* _Task goal_
Please convert the data below into a JSON list of strings, with one string for each line and no blank lines.
# START OF Provided records
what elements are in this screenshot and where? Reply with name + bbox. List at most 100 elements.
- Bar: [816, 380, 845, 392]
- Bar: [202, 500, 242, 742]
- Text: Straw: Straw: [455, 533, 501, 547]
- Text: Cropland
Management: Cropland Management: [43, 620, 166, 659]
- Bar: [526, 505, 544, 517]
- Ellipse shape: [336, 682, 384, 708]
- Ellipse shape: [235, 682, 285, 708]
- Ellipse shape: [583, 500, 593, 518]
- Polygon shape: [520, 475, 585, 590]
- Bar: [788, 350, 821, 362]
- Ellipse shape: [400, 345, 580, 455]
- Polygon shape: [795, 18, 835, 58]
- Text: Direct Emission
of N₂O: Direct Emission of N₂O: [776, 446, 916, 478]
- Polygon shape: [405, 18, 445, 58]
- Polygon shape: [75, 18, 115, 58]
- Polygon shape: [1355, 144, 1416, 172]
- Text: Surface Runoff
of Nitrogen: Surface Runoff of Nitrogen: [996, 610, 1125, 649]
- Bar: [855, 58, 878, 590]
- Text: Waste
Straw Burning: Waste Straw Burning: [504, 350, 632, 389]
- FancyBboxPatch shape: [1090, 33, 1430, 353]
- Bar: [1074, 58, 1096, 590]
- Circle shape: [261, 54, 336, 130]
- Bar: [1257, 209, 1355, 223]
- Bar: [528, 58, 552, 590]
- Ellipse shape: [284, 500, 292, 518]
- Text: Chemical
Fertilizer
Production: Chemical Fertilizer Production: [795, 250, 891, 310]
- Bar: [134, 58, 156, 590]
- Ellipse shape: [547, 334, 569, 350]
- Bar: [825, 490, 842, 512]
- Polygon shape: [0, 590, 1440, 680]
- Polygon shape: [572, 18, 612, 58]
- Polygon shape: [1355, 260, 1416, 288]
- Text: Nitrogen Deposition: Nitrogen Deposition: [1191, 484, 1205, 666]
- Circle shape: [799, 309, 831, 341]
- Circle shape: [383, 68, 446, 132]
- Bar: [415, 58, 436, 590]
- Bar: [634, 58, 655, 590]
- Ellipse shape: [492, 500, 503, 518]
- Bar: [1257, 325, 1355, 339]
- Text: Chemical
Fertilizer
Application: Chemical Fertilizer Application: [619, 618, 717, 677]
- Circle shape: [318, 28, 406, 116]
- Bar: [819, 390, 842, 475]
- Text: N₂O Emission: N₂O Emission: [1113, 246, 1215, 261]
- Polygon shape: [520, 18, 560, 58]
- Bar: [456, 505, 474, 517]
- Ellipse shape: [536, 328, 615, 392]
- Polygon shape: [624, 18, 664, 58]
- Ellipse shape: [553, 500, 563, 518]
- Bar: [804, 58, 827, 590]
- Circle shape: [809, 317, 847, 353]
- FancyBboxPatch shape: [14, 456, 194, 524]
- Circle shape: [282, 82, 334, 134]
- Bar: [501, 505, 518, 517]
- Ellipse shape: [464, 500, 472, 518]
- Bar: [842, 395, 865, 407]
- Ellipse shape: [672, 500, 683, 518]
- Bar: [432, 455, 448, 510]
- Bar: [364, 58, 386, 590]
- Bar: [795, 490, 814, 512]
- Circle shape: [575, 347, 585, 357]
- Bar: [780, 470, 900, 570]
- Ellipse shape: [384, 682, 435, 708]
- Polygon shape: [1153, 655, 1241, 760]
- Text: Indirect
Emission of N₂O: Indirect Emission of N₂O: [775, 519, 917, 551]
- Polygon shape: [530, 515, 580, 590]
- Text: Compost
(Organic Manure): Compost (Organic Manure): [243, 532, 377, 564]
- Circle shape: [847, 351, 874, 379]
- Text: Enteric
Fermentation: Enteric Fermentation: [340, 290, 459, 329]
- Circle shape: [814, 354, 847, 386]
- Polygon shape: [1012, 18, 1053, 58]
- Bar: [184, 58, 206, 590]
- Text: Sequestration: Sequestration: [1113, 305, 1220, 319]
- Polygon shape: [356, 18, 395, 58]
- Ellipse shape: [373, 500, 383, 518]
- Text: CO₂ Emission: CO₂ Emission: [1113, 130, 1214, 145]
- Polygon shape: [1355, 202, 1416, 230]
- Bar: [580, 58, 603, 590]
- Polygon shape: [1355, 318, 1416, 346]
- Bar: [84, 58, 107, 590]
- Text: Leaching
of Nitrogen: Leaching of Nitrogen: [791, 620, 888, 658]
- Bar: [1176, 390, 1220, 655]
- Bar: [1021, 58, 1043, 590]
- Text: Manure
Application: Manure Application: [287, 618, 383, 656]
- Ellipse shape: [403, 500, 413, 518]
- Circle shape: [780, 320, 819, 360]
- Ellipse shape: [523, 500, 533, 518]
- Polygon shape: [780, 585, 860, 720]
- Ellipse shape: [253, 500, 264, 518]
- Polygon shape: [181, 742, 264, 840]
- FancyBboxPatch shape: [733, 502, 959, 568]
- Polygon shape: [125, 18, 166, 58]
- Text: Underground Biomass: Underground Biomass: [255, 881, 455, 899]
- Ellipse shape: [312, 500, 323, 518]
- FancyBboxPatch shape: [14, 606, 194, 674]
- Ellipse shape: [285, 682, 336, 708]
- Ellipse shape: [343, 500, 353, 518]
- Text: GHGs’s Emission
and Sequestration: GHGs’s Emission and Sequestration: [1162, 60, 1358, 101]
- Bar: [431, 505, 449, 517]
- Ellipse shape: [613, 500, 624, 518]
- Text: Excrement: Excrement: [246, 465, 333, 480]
# END OF Provided records
* _Expected answer_
[
  "what elements are in this screenshot and where? Reply with name + bbox. List at most 100 elements.",
  "- Bar: [816, 380, 845, 392]",
  "- Bar: [202, 500, 242, 742]",
  "- Text: Straw: Straw: [455, 533, 501, 547]",
  "- Text: Cropland",
  "Management: Cropland Management: [43, 620, 166, 659]",
  "- Bar: [526, 505, 544, 517]",
  "- Ellipse shape: [336, 682, 384, 708]",
  "- Ellipse shape: [235, 682, 285, 708]",
  "- Ellipse shape: [583, 500, 593, 518]",
  "- Polygon shape: [520, 475, 585, 590]",
  "- Bar: [788, 350, 821, 362]",
  "- Ellipse shape: [400, 345, 580, 455]",
  "- Polygon shape: [795, 18, 835, 58]",
  "- Text: Direct Emission",
  "of N₂O: Direct Emission of N₂O: [776, 446, 916, 478]",
  "- Polygon shape: [405, 18, 445, 58]",
  "- Polygon shape: [75, 18, 115, 58]",
  "- Polygon shape: [1355, 144, 1416, 172]",
  "- Text: Surface Runoff",
  "of Nitrogen: Surface Runoff of Nitrogen: [996, 610, 1125, 649]",
  "- Bar: [855, 58, 878, 590]",
  "- Text: Waste",
  "Straw Burning: Waste Straw Burning: [504, 350, 632, 389]",
  "- FancyBboxPatch shape: [1090, 33, 1430, 353]",
  "- Bar: [1074, 58, 1096, 590]",
  "- Circle shape: [261, 54, 336, 130]",
  "- Bar: [1257, 209, 1355, 223]",
  "- Bar: [528, 58, 552, 590]",
  "- Ellipse shape: [284, 500, 292, 518]",
  "- Text: Chemical",
  "Fertilizer",
  "Production: Chemical Fertilizer Production: [795, 250, 891, 310]",
  "- Bar: [134, 58, 156, 590]",
  "- Ellipse shape: [547, 334, 569, 350]",
  "- Bar: [825, 490, 842, 512]",
  "- Polygon shape: [0, 590, 1440, 680]",
  "- Polygon shape: [572, 18, 612, 58]",
  "- Polygon shape: [1355, 260, 1416, 288]",
  "- Text: Nitrogen Deposition: Nitrogen Deposition: [1191, 484, 1205, 666]",
  "- Circle shape: [799, 309, 831, 341]",
  "- Circle shape: [383, 68, 446, 132]",
  "- Bar: [415, 58, 436, 590]",
  "- Bar: [634, 58, 655, 590]",
  "- Ellipse shape: [492, 500, 503, 518]",
  "- Bar: [1257, 325, 1355, 339]",
  "- Text: Chemical",
  "Fertilizer",
  "Application: Chemical Fertilizer Application: [619, 618, 717, 677]",
  "- Circle shape: [318, 28, 406, 116]",
  "- Bar: [819, 390, 842, 475]",
  "- Text: N₂O Emission: N₂O Emission: [1113, 246, 1215, 261]",
  "- Polygon shape: [520, 18, 560, 58]",
  "- Bar: [456, 505, 474, 517]",
  "- Ellipse shape: [536, 328, 615, 392]",
  "- Polygon shape: [624, 18, 664, 58]",
  "- Ellipse shape: [553, 500, 563, 518]",
  "- Bar: [804, 58, 827, 590]",
  "- Circle shape: [809, 317, 847, 353]",
  "- FancyBboxPatch shape: [14, 456, 194, 524]",
  "- Circle shape: [282, 82, 334, 134]",
  "- Bar: [501, 505, 518, 517]",
  "- Ellipse shape: [464, 500, 472, 518]",
  "- Bar: [842, 395, 865, 407]",
  "- Ellipse shape: [672, 500, 683, 518]",
  "- Bar: [432, 455, 448, 510]",
  "- Bar: [364, 58, 386, 590]",
  "- Bar: [795, 490, 814, 512]",
  "- Circle shape: [575, 347, 585, 357]",
  "- Bar: [780, 470, 900, 570]",
  "- Ellipse shape: [384, 682, 435, 708]",
  "- Polygon shape: [1153, 655, 1241, 760]",
  "- Text: Indirect",
  "Emission of N₂O: Indirect Emission of N₂O: [775, 519, 917, 551]",
  "- Polygon shape: [530, 515, 580, 590]",
  "- Text: Compost",
  "(Organic Manure): Compost (Organic Manure): [243, 532, 377, 564]",
  "- Circle shape: [847, 351, 874, 379]",
  "- Text: Enteric",
  "Fermentation: Enteric Fermentation: [340, 290, 459, 329]",
  "- Circle shape: [814, 354, 847, 386]",
  "- Polygon shape: [1012, 18, 1053, 58]",
  "- Bar: [184, 58, 206, 590]",
  "- Text: Sequestration: Sequestration: [1113, 305, 1220, 319]",
  "- Polygon shape: [356, 18, 395, 58]",
  "- Ellipse shape: [373, 500, 383, 518]",
  "- Text: CO₂ Emission: CO₂ Emission: [1113, 130, 1214, 145]",
  "- Polygon shape: [1355, 202, 1416, 230]",
  "- Bar: [580, 58, 603, 590]",
  "- Polygon shape: [1355, 318, 1416, 346]",
  "- Bar: [84, 58, 107, 590]",
  "- Text: Leaching",
  "of Nitrogen: Leaching of Nitrogen: [791, 620, 888, 658]",
  "- Bar: [1176, 390, 1220, 655]",
  "- Bar: [1021, 58, 1043, 590]",
  "- Text: Manure",
  "Application: Manure Application: [287, 618, 383, 656]",
  "- Ellipse shape: [403, 500, 413, 518]",
  "- Circle shape: [780, 320, 819, 360]",
  "- Ellipse shape: [523, 500, 533, 518]",
  "- Polygon shape: [780, 585, 860, 720]",
  "- Ellipse shape: [253, 500, 264, 518]",
  "- Polygon shape: [181, 742, 264, 840]",
  "- FancyBboxPatch shape: [733, 502, 959, 568]",
  "- Polygon shape: [125, 18, 166, 58]",
  "- Text: Underground Biomass: Underground Biomass: [255, 881, 455, 899]",
  "- Ellipse shape: [312, 500, 323, 518]",
  "- FancyBboxPatch shape: [14, 606, 194, 674]",
  "- Ellipse shape: [285, 682, 336, 708]",
  "- Ellipse shape: [343, 500, 353, 518]",
  "- Text: GHGs’s Emission",
  "and Sequestration: GHGs’s Emission and Sequestration: [1162, 60, 1358, 101]",
  "- Bar: [431, 505, 449, 517]",
  "- Ellipse shape: [613, 500, 624, 518]",
  "- Text: Excrement: Excrement: [246, 465, 333, 480]"
]